THE EXERCISE:
Using the listing below, select the lines with the word "printed" and copy them.

ENTRIES:
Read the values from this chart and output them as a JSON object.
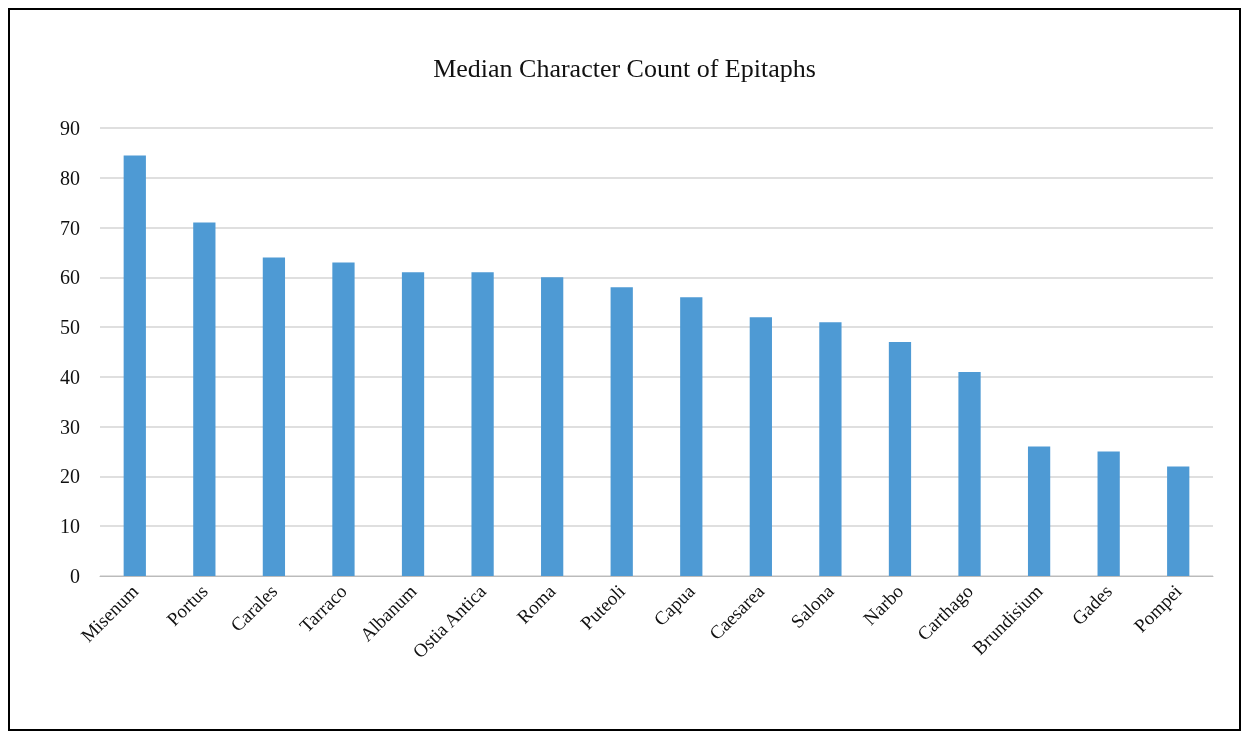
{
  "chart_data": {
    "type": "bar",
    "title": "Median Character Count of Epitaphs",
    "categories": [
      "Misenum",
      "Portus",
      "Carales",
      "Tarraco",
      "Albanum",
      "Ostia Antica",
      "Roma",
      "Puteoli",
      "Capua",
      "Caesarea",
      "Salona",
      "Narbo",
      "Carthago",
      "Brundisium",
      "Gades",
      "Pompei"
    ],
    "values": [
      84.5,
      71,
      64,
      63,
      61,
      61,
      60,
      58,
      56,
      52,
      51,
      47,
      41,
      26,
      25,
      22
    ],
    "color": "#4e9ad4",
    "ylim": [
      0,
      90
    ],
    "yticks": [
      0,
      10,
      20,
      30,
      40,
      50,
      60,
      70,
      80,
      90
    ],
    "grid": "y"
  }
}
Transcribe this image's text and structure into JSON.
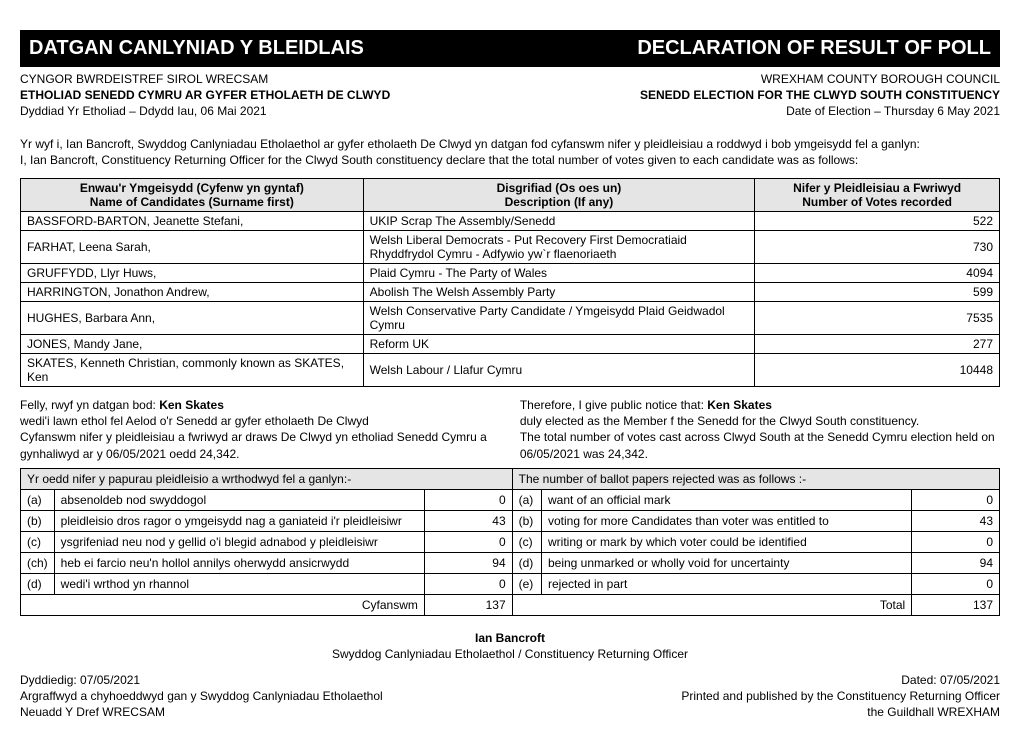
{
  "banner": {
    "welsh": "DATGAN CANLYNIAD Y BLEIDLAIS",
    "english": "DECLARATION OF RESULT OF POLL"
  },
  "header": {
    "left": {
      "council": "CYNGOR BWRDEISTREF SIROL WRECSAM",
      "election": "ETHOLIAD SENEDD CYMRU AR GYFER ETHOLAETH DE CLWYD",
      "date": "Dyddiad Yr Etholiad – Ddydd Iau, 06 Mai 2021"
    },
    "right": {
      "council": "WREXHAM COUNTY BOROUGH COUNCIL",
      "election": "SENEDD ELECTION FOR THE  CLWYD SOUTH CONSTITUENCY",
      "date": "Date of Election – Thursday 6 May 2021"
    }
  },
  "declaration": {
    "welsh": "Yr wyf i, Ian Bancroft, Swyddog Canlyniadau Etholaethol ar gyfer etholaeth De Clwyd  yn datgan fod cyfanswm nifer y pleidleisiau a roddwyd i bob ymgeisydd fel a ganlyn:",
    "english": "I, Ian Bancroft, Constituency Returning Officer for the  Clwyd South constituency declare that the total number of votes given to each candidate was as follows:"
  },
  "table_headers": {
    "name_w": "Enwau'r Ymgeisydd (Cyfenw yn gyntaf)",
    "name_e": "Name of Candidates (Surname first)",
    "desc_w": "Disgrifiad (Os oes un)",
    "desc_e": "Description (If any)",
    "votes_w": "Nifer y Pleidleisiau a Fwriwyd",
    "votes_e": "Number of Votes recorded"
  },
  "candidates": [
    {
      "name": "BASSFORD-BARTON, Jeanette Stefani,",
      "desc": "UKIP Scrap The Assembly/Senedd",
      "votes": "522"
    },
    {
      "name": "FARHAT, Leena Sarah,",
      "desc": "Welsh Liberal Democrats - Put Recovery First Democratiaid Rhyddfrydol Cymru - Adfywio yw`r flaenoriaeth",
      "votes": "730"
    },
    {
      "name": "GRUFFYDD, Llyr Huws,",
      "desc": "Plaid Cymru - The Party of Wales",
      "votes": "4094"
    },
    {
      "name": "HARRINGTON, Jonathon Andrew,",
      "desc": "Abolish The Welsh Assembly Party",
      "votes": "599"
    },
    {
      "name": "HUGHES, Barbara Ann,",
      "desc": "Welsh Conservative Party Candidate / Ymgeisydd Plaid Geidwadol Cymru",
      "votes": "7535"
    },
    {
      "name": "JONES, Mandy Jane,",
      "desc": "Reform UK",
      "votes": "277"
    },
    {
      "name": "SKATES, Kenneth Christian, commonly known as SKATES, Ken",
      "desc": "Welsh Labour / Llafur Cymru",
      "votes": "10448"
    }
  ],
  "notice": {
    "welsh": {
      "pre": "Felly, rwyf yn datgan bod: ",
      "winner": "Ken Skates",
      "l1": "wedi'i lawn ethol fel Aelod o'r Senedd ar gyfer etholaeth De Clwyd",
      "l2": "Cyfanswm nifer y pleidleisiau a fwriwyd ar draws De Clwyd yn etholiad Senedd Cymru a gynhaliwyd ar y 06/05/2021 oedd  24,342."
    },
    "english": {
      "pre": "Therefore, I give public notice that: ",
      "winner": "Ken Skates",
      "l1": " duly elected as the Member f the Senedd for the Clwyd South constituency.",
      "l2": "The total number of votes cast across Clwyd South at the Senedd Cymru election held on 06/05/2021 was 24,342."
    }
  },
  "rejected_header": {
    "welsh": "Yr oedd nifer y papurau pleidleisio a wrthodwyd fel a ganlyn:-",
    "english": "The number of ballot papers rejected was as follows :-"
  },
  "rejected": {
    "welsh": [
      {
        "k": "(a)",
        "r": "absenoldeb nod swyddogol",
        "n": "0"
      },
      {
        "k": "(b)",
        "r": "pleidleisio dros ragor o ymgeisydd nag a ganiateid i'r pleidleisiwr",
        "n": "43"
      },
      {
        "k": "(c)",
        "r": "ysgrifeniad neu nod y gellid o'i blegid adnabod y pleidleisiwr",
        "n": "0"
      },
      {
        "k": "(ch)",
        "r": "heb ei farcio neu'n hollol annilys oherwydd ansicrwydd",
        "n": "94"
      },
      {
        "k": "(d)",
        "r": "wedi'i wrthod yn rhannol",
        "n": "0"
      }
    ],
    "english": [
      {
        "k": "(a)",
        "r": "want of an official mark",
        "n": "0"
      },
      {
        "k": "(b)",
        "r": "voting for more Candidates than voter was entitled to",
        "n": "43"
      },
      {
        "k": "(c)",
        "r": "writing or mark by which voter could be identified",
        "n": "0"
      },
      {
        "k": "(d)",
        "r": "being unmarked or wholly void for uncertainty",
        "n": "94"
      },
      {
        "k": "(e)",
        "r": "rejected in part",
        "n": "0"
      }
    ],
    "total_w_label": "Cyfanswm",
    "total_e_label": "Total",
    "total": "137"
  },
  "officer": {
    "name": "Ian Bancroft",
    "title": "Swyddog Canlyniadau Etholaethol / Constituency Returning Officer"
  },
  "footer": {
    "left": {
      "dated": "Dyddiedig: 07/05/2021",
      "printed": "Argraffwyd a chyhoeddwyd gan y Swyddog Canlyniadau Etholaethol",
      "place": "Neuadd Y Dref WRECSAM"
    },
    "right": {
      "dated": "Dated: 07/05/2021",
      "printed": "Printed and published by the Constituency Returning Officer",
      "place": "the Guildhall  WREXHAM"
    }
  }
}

ANSWER:
      "printed": "Argraffwyd a chyhoeddwyd gan y Swyddog Canlyniadau Etholaethol",
      "printed": "Printed and published by the Constituency Returning Officer",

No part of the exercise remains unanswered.